## Aim
Repeat the items between the line holding "amount-input-col1: ✓ — [547, 115, 690, 164]" and the line holding "x-icon: ✗ — [718, 336, 737, 355]", both included, with nothing changed.

## Items from a data source
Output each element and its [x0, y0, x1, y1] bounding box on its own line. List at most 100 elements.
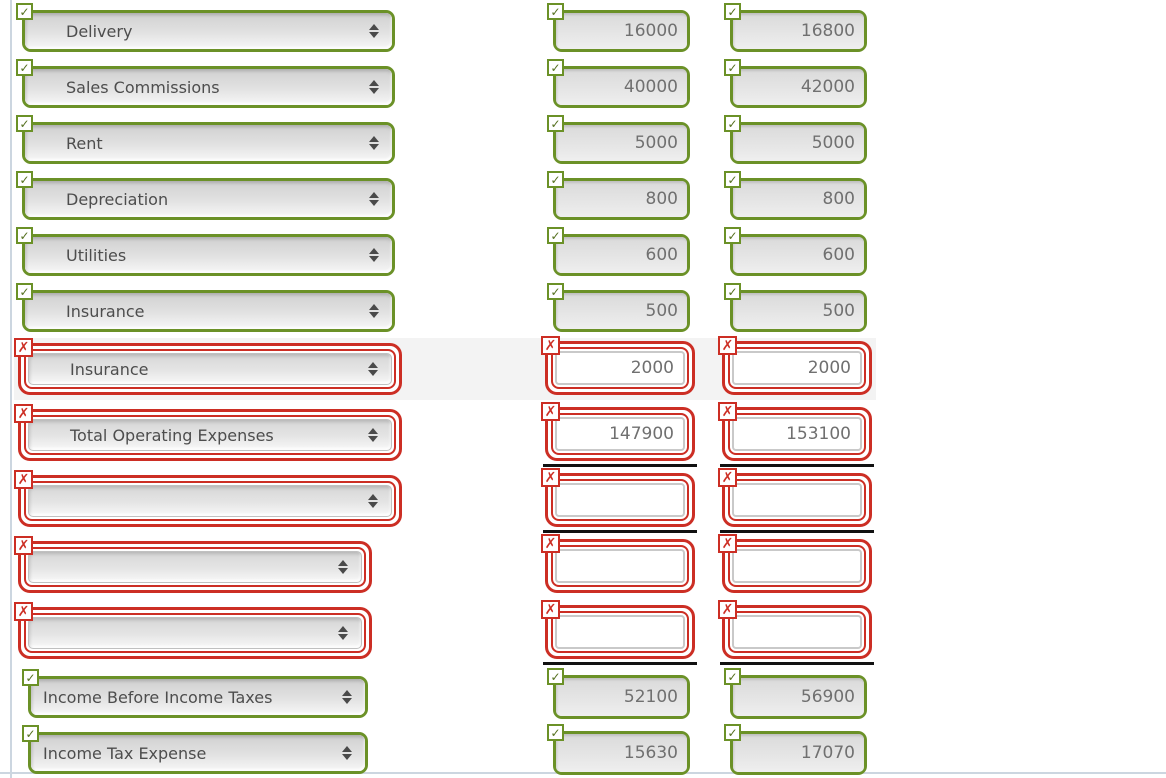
amount-input-col1: ✓ — [547, 115, 690, 164]
account-select[interactable]: ✓ Rent — [16, 115, 395, 164]
amount-input-col1: ✓ — [547, 3, 690, 52]
check-icon: ✓ — [724, 724, 741, 741]
account-select[interactable]: ✓ Utilities — [16, 227, 395, 276]
amount-input-col2: ✗ — [718, 402, 872, 461]
amount-field-col2[interactable] — [733, 13, 864, 49]
statement-row: ✓ Rent ✓ ✓ — [0, 112, 1166, 168]
x-icon: ✗ — [541, 336, 560, 355]
amount-field-col1[interactable] — [556, 181, 687, 217]
x-icon: ✗ — [718, 336, 737, 355]
account-select[interactable]: ✓ Delivery — [16, 3, 395, 52]
account-select-label: Income Tax Expense — [43, 743, 207, 763]
amount-input-col1: ✗ — [541, 402, 695, 461]
amount-field-col1[interactable] — [556, 125, 687, 161]
account-select[interactable]: ✓ Sales Commissions — [16, 59, 395, 108]
statement-row: ✗ Insurance ✗ ✗ — [0, 336, 1166, 402]
amount-field-col2[interactable] — [733, 125, 864, 161]
amount-field-col1[interactable] — [555, 417, 685, 451]
x-icon: ✗ — [14, 470, 33, 489]
amount-field-col2[interactable] — [732, 549, 862, 583]
panel-border-left — [10, 0, 12, 778]
amount-field-col1[interactable] — [556, 69, 687, 105]
amount-field-col2[interactable] — [733, 678, 864, 716]
account-select[interactable]: ✓ Depreciation — [16, 171, 395, 220]
check-icon: ✓ — [724, 59, 741, 76]
x-icon: ✗ — [14, 536, 33, 555]
check-icon: ✓ — [547, 3, 564, 20]
amount-input-col1: ✗ — [541, 534, 695, 593]
select-updown-arrow-icon — [369, 136, 379, 150]
check-icon: ✓ — [547, 171, 564, 188]
amount-field-col2[interactable] — [732, 483, 862, 517]
account-select[interactable]: ✗ Insurance — [14, 338, 402, 395]
select-updown-arrow-icon — [342, 690, 352, 704]
amount-field-col1[interactable] — [556, 734, 687, 772]
check-icon: ✓ — [547, 59, 564, 76]
x-icon: ✗ — [718, 534, 737, 553]
check-icon: ✓ — [16, 283, 33, 300]
amount-input-col2: ✓ — [724, 59, 867, 108]
account-select[interactable]: ✗ — [14, 602, 372, 659]
select-updown-arrow-icon — [368, 362, 378, 376]
select-updown-arrow-icon — [369, 248, 379, 262]
check-icon: ✓ — [724, 171, 741, 188]
amount-input-col1: ✗ — [541, 336, 695, 395]
check-icon: ✓ — [724, 668, 741, 685]
statement-row: ✗ ✗ ✗ — [0, 534, 1166, 600]
amount-field-col2[interactable] — [733, 181, 864, 217]
amount-field-col1[interactable] — [555, 615, 685, 649]
amount-input-col2: ✓ — [724, 227, 867, 276]
amount-field-col2[interactable] — [732, 615, 862, 649]
account-select[interactable]: ✗ — [14, 536, 372, 593]
total-underline — [720, 464, 874, 467]
statement-row: ✗ ✗ ✗ — [0, 468, 1166, 534]
amount-input-col2: ✗ — [718, 468, 872, 527]
check-icon: ✓ — [16, 3, 33, 20]
amount-field-col1[interactable] — [555, 549, 685, 583]
account-select-label: Delivery — [66, 21, 133, 41]
account-select[interactable]: ✗ — [14, 470, 402, 527]
total-underline — [543, 464, 697, 467]
amount-field-col2[interactable] — [733, 69, 864, 105]
amount-field-col2[interactable] — [732, 417, 862, 451]
amount-field-col2[interactable] — [733, 237, 864, 273]
select-updown-arrow-icon — [368, 428, 378, 442]
check-icon: ✓ — [724, 227, 741, 244]
x-icon: ✗ — [718, 600, 737, 619]
select-updown-arrow-icon — [369, 304, 379, 318]
amount-field-col2[interactable] — [733, 293, 864, 329]
check-icon: ✓ — [724, 115, 741, 132]
check-icon: ✓ — [547, 724, 564, 741]
select-updown-arrow-icon — [369, 24, 379, 38]
amount-input-col2: ✓ — [724, 3, 867, 52]
amount-field-col2[interactable] — [732, 351, 862, 385]
amount-field-col1[interactable] — [556, 13, 687, 49]
amount-field-col1[interactable] — [555, 483, 685, 517]
amount-input-col2: ✓ — [724, 283, 867, 332]
amount-field-col1[interactable] — [556, 237, 687, 273]
account-select[interactable]: ✓ Income Tax Expense — [22, 725, 368, 774]
x-icon: ✗ — [718, 402, 737, 421]
check-icon: ✓ — [16, 227, 33, 244]
total-underline — [720, 530, 874, 533]
account-select[interactable]: ✗ Total Operating Expenses — [14, 404, 402, 461]
amount-field-col1[interactable] — [556, 293, 687, 329]
account-select[interactable]: ✓ Income Before Income Taxes — [22, 669, 368, 718]
account-select-label: Rent — [66, 133, 103, 153]
account-select-label: Insurance — [70, 359, 149, 379]
amount-field-col1[interactable] — [556, 678, 687, 716]
statement-row: ✓ Insurance ✓ ✓ — [0, 280, 1166, 336]
select-updown-arrow-icon — [338, 560, 348, 574]
amount-input-col1: ✓ — [547, 59, 690, 108]
x-icon: ✗ — [14, 602, 33, 621]
amount-field-col2[interactable] — [733, 734, 864, 772]
amount-input-col2: ✓ — [724, 171, 867, 220]
amount-input-col1: ✗ — [541, 600, 695, 659]
x-icon: ✗ — [14, 338, 33, 357]
amount-input-col1: ✓ — [547, 283, 690, 332]
account-select[interactable]: ✓ Insurance — [16, 283, 395, 332]
x-icon: ✗ — [541, 468, 560, 487]
amount-field-col1[interactable] — [555, 351, 685, 385]
amount-input-col1: ✗ — [541, 468, 695, 527]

## Correct answer
amount-input-col1: ✓ — [547, 115, 690, 164]
account-select[interactable]: ✓ Rent — [16, 115, 395, 164]
amount-input-col1: ✓ — [547, 3, 690, 52]
check-icon: ✓ — [724, 724, 741, 741]
account-select[interactable]: ✓ Utilities — [16, 227, 395, 276]
amount-input-col2: ✗ — [718, 402, 872, 461]
amount-field-col2[interactable] — [733, 13, 864, 49]
statement-row: ✓ Rent ✓ ✓ — [0, 112, 1166, 168]
x-icon: ✗ — [541, 336, 560, 355]
amount-field-col1[interactable] — [556, 181, 687, 217]
x-icon: ✗ — [718, 336, 737, 355]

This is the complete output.